[Dataset rows]
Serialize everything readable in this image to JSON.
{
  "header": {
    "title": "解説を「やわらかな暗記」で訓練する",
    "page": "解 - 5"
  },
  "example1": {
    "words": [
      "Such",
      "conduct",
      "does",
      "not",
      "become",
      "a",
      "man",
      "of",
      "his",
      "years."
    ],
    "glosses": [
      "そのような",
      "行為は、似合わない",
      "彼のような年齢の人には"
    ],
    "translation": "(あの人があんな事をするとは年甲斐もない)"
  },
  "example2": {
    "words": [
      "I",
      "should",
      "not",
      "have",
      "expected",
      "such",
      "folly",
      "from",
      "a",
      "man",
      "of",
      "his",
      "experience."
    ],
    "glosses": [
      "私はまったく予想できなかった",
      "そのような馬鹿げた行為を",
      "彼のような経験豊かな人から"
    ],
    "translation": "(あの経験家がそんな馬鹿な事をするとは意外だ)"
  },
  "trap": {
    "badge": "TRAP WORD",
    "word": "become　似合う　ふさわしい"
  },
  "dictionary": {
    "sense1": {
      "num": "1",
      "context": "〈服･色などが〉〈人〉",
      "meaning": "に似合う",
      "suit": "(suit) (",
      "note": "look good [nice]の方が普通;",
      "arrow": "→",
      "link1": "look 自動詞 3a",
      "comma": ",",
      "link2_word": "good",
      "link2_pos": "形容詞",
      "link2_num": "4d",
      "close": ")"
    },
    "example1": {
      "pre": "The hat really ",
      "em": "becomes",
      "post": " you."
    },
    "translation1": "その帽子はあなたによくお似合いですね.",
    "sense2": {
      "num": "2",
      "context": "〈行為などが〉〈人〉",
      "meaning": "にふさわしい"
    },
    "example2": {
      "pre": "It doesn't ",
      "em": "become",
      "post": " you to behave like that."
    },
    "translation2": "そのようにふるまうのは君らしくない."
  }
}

What you need to do >> Repeat the material above in full, quoting it exactly.

Reply to the exercise >>
Serialize everything readable in this image to JSON.
{
  "header": {
    "title": "解説を「やわらかな暗記」で訓練する",
    "page": "解 - 5"
  },
  "example1": {
    "words": [
      "Such",
      "conduct",
      "does",
      "not",
      "become",
      "a",
      "man",
      "of",
      "his",
      "years."
    ],
    "glosses": [
      "そのような",
      "行為は、似合わない",
      "彼のような年齢の人には"
    ],
    "translation": "(あの人があんな事をするとは年甲斐もない)"
  },
  "example2": {
    "words": [
      "I",
      "should",
      "not",
      "have",
      "expected",
      "such",
      "folly",
      "from",
      "a",
      "man",
      "of",
      "his",
      "experience."
    ],
    "glosses": [
      "私はまったく予想できなかった",
      "そのような馬鹿げた行為を",
      "彼のような経験豊かな人から"
    ],
    "translation": "(あの経験家がそんな馬鹿な事をするとは意外だ)"
  },
  "trap": {
    "badge": "TRAP WORD",
    "word": "become　似合う　ふさわしい"
  },
  "dictionary": {
    "sense1": {
      "num": "1",
      "context": "〈服･色などが〉〈人〉",
      "meaning": "に似合う",
      "suit": "(suit) (",
      "note": "look good [nice]の方が普通;",
      "arrow": "→",
      "link1": "look 自動詞 3a",
      "comma": ",",
      "link2_word": "good",
      "link2_pos": "形容詞",
      "link2_num": "4d",
      "close": ")"
    },
    "example1": {
      "pre": "The hat really ",
      "em": "becomes",
      "post": " you."
    },
    "translation1": "その帽子はあなたによくお似合いですね.",
    "sense2": {
      "num": "2",
      "context": "〈行為などが〉〈人〉",
      "meaning": "にふさわしい"
    },
    "example2": {
      "pre": "It doesn't ",
      "em": "become",
      "post": " you to behave like that."
    },
    "translation2": "そのようにふるまうのは君らしくない."
  }
}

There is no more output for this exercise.